## What is being asked:
Will you transcribe all the entries word for word, skipping the pictures they hold?

## Records shown:
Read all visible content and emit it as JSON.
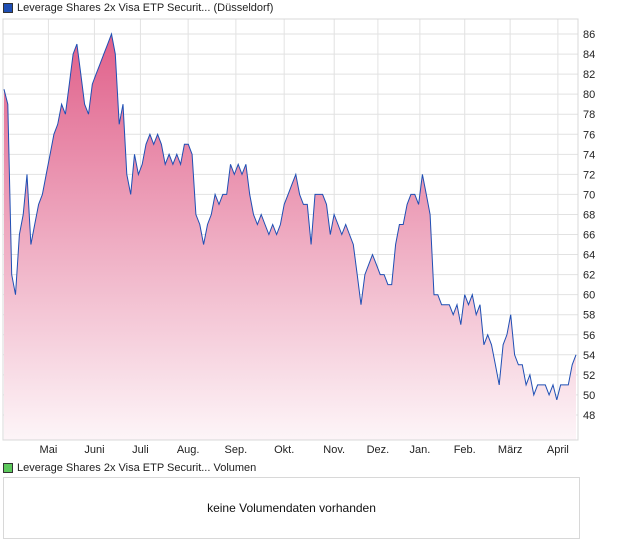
{
  "price_legend": {
    "label": "Leverage Shares 2x Visa ETP Securit... (Düsseldorf)",
    "color": "#1f4fb4"
  },
  "volume_legend": {
    "label": "Leverage Shares 2x Visa ETP Securit... Volumen",
    "color": "#5cc85c"
  },
  "volume_message": "keine Volumendaten vorhanden",
  "chart_data": {
    "type": "area",
    "title": "Leverage Shares 2x Visa ETP Securit... (Düsseldorf)",
    "xlabel": "",
    "ylabel": "",
    "ylim": [
      45.5,
      87.5
    ],
    "yticks": [
      48,
      50,
      52,
      54,
      56,
      58,
      60,
      62,
      64,
      66,
      68,
      70,
      72,
      74,
      76,
      78,
      80,
      82,
      84,
      86
    ],
    "month_labels": [
      "Mai",
      "Juni",
      "Juli",
      "Aug.",
      "Sep.",
      "Okt.",
      "Nov.",
      "Dez.",
      "Jan.",
      "Feb.",
      "März",
      "April"
    ],
    "month_positions": [
      0.079,
      0.159,
      0.239,
      0.322,
      0.405,
      0.489,
      0.576,
      0.652,
      0.725,
      0.803,
      0.882,
      0.965
    ],
    "grid": true,
    "line_color": "#1f4fb4",
    "fill_top_color": "#e0608a",
    "fill_bottom_color": "#fdf5f8",
    "values": [
      80.5,
      79,
      62,
      60,
      66,
      68,
      72,
      65,
      67,
      69,
      70,
      72,
      74,
      76,
      77,
      79,
      78,
      81,
      84,
      85,
      82,
      79,
      78,
      81,
      82,
      83,
      84,
      85,
      86,
      84,
      77,
      79,
      72,
      70,
      74,
      72,
      73,
      75,
      76,
      75,
      76,
      75,
      73,
      74,
      73,
      74,
      73,
      75,
      75,
      74,
      68,
      67,
      65,
      67,
      68,
      70,
      69,
      70,
      70,
      73,
      72,
      73,
      72,
      73,
      70,
      68,
      67,
      68,
      67,
      66,
      67,
      66,
      67,
      69,
      70,
      71,
      72,
      70,
      69,
      69,
      65,
      70,
      70,
      70,
      69,
      66,
      68,
      67,
      66,
      67,
      66,
      65,
      62,
      59,
      62,
      63,
      64,
      63,
      62,
      62,
      61,
      61,
      65,
      67,
      67,
      69,
      70,
      70,
      69,
      72,
      70,
      68,
      60,
      60,
      59,
      59,
      59,
      58,
      59,
      57,
      60,
      59,
      60,
      58,
      59,
      55,
      56,
      55,
      53,
      51,
      55,
      56,
      58,
      54,
      53,
      53,
      51,
      52,
      50,
      51,
      51,
      51,
      50,
      51,
      49.5,
      51,
      51,
      51,
      53,
      54
    ]
  }
}
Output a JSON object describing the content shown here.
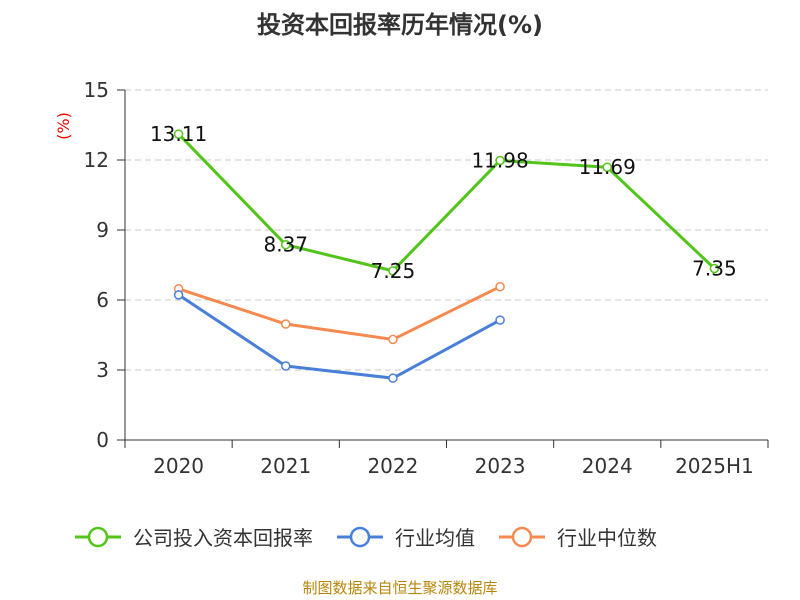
{
  "chart_data": {
    "type": "line",
    "title": "投资本回报率历年情况(%)",
    "ylabel": "(%)",
    "xlabel": "",
    "categories": [
      "2020",
      "2021",
      "2022",
      "2023",
      "2024",
      "2025H1"
    ],
    "ylim": [
      0,
      15
    ],
    "yticks": [
      0,
      3,
      6,
      9,
      12,
      15
    ],
    "grid": true,
    "legend_position": "bottom",
    "series": [
      {
        "name": "公司投入资本回报率",
        "color": "#52c41a",
        "values": [
          13.11,
          8.37,
          7.25,
          11.98,
          11.69,
          7.35
        ],
        "labels": [
          "13.11",
          "8.37",
          "7.25",
          "11.98",
          "11.69",
          "7.35"
        ]
      },
      {
        "name": "行业均值",
        "color": "#4a7fd9",
        "values": [
          6.22,
          3.17,
          2.65,
          5.14,
          null,
          null
        ]
      },
      {
        "name": "行业中位数",
        "color": "#f5894f",
        "values": [
          6.48,
          4.97,
          4.31,
          6.57,
          null,
          null
        ]
      }
    ]
  },
  "source": "制图数据来自恒生聚源数据库"
}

## Worked solution:
Read all visible content and emit it as JSON.
{
  "price_legend": {
    "label": "Leverage Shares 2x Visa ETP Securit... (Düsseldorf)",
    "color": "#1f4fb4"
  },
  "volume_legend": {
    "label": "Leverage Shares 2x Visa ETP Securit... Volumen",
    "color": "#5cc85c"
  },
  "volume_message": "keine Volumendaten vorhanden",
  "chart_data": {
    "type": "area",
    "title": "Leverage Shares 2x Visa ETP Securit... (Düsseldorf)",
    "xlabel": "",
    "ylabel": "",
    "ylim": [
      45.5,
      87.5
    ],
    "yticks": [
      48,
      50,
      52,
      54,
      56,
      58,
      60,
      62,
      64,
      66,
      68,
      70,
      72,
      74,
      76,
      78,
      80,
      82,
      84,
      86
    ],
    "month_labels": [
      "Mai",
      "Juni",
      "Juli",
      "Aug.",
      "Sep.",
      "Okt.",
      "Nov.",
      "Dez.",
      "Jan.",
      "Feb.",
      "März",
      "April"
    ],
    "month_positions": [
      0.079,
      0.159,
      0.239,
      0.322,
      0.405,
      0.489,
      0.576,
      0.652,
      0.725,
      0.803,
      0.882,
      0.965
    ],
    "grid": true,
    "line_color": "#1f4fb4",
    "fill_top_color": "#e0608a",
    "fill_bottom_color": "#fdf5f8",
    "values": [
      80.5,
      79,
      62,
      60,
      66,
      68,
      72,
      65,
      67,
      69,
      70,
      72,
      74,
      76,
      77,
      79,
      78,
      81,
      84,
      85,
      82,
      79,
      78,
      81,
      82,
      83,
      84,
      85,
      86,
      84,
      77,
      79,
      72,
      70,
      74,
      72,
      73,
      75,
      76,
      75,
      76,
      75,
      73,
      74,
      73,
      74,
      73,
      75,
      75,
      74,
      68,
      67,
      65,
      67,
      68,
      70,
      69,
      70,
      70,
      73,
      72,
      73,
      72,
      73,
      70,
      68,
      67,
      68,
      67,
      66,
      67,
      66,
      67,
      69,
      70,
      71,
      72,
      70,
      69,
      69,
      65,
      70,
      70,
      70,
      69,
      66,
      68,
      67,
      66,
      67,
      66,
      65,
      62,
      59,
      62,
      63,
      64,
      63,
      62,
      62,
      61,
      61,
      65,
      67,
      67,
      69,
      70,
      70,
      69,
      72,
      70,
      68,
      60,
      60,
      59,
      59,
      59,
      58,
      59,
      57,
      60,
      59,
      60,
      58,
      59,
      55,
      56,
      55,
      53,
      51,
      55,
      56,
      58,
      54,
      53,
      53,
      51,
      52,
      50,
      51,
      51,
      51,
      50,
      51,
      49.5,
      51,
      51,
      51,
      53,
      54
    ]
  }
}
Output a JSON object describing the content shown here.
{
  "chart_data": {
    "type": "line",
    "title": "投资本回报率历年情况(%)",
    "ylabel": "(%)",
    "xlabel": "",
    "categories": [
      "2020",
      "2021",
      "2022",
      "2023",
      "2024",
      "2025H1"
    ],
    "ylim": [
      0,
      15
    ],
    "yticks": [
      0,
      3,
      6,
      9,
      12,
      15
    ],
    "grid": true,
    "legend_position": "bottom",
    "series": [
      {
        "name": "公司投入资本回报率",
        "color": "#52c41a",
        "values": [
          13.11,
          8.37,
          7.25,
          11.98,
          11.69,
          7.35
        ],
        "labels": [
          "13.11",
          "8.37",
          "7.25",
          "11.98",
          "11.69",
          "7.35"
        ]
      },
      {
        "name": "行业均值",
        "color": "#4a7fd9",
        "values": [
          6.22,
          3.17,
          2.65,
          5.14,
          null,
          null
        ]
      },
      {
        "name": "行业中位数",
        "color": "#f5894f",
        "values": [
          6.48,
          4.97,
          4.31,
          6.57,
          null,
          null
        ]
      }
    ]
  },
  "source": "制图数据来自恒生聚源数据库"
}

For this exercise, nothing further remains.